[Figure collection entries]
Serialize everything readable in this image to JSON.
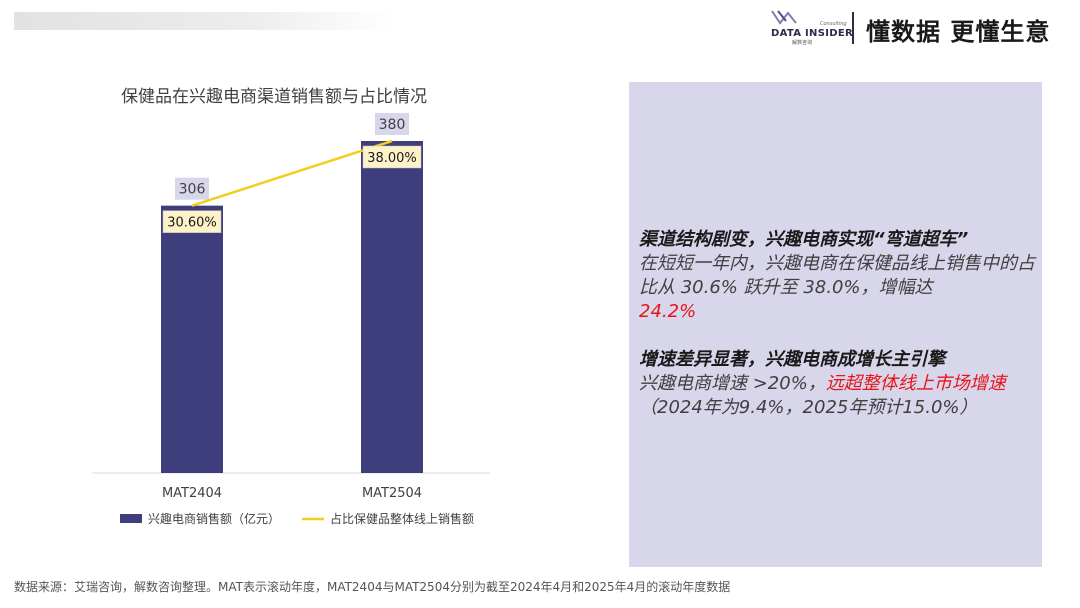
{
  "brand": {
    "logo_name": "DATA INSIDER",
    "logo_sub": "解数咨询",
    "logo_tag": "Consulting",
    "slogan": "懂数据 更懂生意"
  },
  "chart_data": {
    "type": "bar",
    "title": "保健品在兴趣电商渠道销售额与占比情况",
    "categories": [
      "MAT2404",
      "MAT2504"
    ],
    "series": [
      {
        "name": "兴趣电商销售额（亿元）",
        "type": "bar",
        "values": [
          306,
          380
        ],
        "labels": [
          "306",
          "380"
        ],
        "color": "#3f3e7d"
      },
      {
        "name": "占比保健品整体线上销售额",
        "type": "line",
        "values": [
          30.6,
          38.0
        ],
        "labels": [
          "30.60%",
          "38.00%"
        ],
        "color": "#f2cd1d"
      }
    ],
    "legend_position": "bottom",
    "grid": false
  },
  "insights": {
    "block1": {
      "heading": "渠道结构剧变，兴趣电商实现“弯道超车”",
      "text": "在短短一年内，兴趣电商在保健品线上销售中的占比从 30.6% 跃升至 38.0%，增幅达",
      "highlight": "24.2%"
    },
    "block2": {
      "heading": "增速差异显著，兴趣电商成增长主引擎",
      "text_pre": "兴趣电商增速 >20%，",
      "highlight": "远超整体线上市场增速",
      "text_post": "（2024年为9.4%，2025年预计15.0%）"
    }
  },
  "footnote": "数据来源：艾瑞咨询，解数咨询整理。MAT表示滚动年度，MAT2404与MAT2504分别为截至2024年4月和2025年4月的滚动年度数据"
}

» YOUR TASK
Leave out the pictures and return every record word for word.

» SOLVED PROBLEM
Serialize everything readable in this image to JSON.
{
  "brand": {
    "logo_name": "DATA INSIDER",
    "logo_sub": "解数咨询",
    "logo_tag": "Consulting",
    "slogan": "懂数据 更懂生意"
  },
  "chart_data": {
    "type": "bar",
    "title": "保健品在兴趣电商渠道销售额与占比情况",
    "categories": [
      "MAT2404",
      "MAT2504"
    ],
    "series": [
      {
        "name": "兴趣电商销售额（亿元）",
        "type": "bar",
        "values": [
          306,
          380
        ],
        "labels": [
          "306",
          "380"
        ],
        "color": "#3f3e7d"
      },
      {
        "name": "占比保健品整体线上销售额",
        "type": "line",
        "values": [
          30.6,
          38.0
        ],
        "labels": [
          "30.60%",
          "38.00%"
        ],
        "color": "#f2cd1d"
      }
    ],
    "legend_position": "bottom",
    "grid": false
  },
  "insights": {
    "block1": {
      "heading": "渠道结构剧变，兴趣电商实现“弯道超车”",
      "text": "在短短一年内，兴趣电商在保健品线上销售中的占比从 30.6% 跃升至 38.0%，增幅达",
      "highlight": "24.2%"
    },
    "block2": {
      "heading": "增速差异显著，兴趣电商成增长主引擎",
      "text_pre": "兴趣电商增速 >20%，",
      "highlight": "远超整体线上市场增速",
      "text_post": "（2024年为9.4%，2025年预计15.0%）"
    }
  },
  "footnote": "数据来源：艾瑞咨询，解数咨询整理。MAT表示滚动年度，MAT2404与MAT2504分别为截至2024年4月和2025年4月的滚动年度数据"
}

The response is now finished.